#### [Records for this task]
******************************
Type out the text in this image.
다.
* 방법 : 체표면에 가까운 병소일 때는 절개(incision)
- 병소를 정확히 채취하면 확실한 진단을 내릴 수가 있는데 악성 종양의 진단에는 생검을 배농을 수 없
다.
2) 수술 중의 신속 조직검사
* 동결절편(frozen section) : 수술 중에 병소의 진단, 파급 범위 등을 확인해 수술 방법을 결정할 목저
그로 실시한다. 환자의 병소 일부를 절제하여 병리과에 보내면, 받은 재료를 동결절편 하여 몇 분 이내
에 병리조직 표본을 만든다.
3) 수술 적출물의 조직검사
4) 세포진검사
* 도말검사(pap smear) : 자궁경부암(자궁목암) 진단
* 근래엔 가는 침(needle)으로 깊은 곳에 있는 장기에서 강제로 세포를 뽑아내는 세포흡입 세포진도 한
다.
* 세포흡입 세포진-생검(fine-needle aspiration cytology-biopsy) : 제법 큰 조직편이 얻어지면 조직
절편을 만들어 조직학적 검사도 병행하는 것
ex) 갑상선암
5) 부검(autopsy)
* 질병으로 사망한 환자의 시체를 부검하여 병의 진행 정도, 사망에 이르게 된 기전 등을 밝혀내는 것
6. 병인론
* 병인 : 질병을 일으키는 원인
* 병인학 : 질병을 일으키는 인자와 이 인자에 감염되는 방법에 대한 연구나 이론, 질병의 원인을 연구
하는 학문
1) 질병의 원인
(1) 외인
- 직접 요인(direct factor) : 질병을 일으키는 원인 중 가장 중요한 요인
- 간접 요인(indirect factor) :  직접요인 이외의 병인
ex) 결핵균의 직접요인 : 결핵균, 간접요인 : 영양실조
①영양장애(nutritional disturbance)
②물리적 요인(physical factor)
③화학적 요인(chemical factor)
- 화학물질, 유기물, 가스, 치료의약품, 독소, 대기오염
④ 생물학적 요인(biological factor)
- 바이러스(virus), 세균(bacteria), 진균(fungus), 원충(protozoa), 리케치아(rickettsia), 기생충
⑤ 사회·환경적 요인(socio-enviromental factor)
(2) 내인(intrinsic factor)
******************************
#### [Exercise instructions]
Write out all of the records word for word.

#### [Problem solution]
Type out the text in this image.
다.
* 방법 : 체표면에 가까운 병소일 때는 절개(incision)
- 병소를 정확히 채취하면 확실한 진단을 내릴 수가 있는데 악성 종양의 진단에는 생검을 배농을 수 없
다.
2) 수술 중의 신속 조직검사
* 동결절편(frozen section) : 수술 중에 병소의 진단, 파급 범위 등을 확인해 수술 방법을 결정할 목저
그로 실시한다. 환자의 병소 일부를 절제하여 병리과에 보내면, 받은 재료를 동결절편 하여 몇 분 이내
에 병리조직 표본을 만든다.
3) 수술 적출물의 조직검사
4) 세포진검사
* 도말검사(pap smear) : 자궁경부암(자궁목암) 진단
* 근래엔 가는 침(needle)으로 깊은 곳에 있는 장기에서 강제로 세포를 뽑아내는 세포흡입 세포진도 한
다.
* 세포흡입 세포진-생검(fine-needle aspiration cytology-biopsy) : 제법 큰 조직편이 얻어지면 조직
절편을 만들어 조직학적 검사도 병행하는 것
ex) 갑상선암
5) 부검(autopsy)
* 질병으로 사망한 환자의 시체를 부검하여 병의 진행 정도, 사망에 이르게 된 기전 등을 밝혀내는 것
6. 병인론
* 병인 : 질병을 일으키는 원인
* 병인학 : 질병을 일으키는 인자와 이 인자에 감염되는 방법에 대한 연구나 이론, 질병의 원인을 연구
하는 학문
1) 질병의 원인
(1) 외인
- 직접 요인(direct factor) : 질병을 일으키는 원인 중 가장 중요한 요인
- 간접 요인(indirect factor) :  직접요인 이외의 병인
ex) 결핵균의 직접요인 : 결핵균, 간접요인 : 영양실조
①영양장애(nutritional disturbance)
②물리적 요인(physical factor)
③화학적 요인(chemical factor)
- 화학물질, 유기물, 가스, 치료의약품, 독소, 대기오염
④ 생물학적 요인(biological factor)
- 바이러스(virus), 세균(bacteria), 진균(fungus), 원충(protozoa), 리케치아(rickettsia), 기생충
⑤ 사회·환경적 요인(socio-enviromental factor)
(2) 내인(intrinsic factor)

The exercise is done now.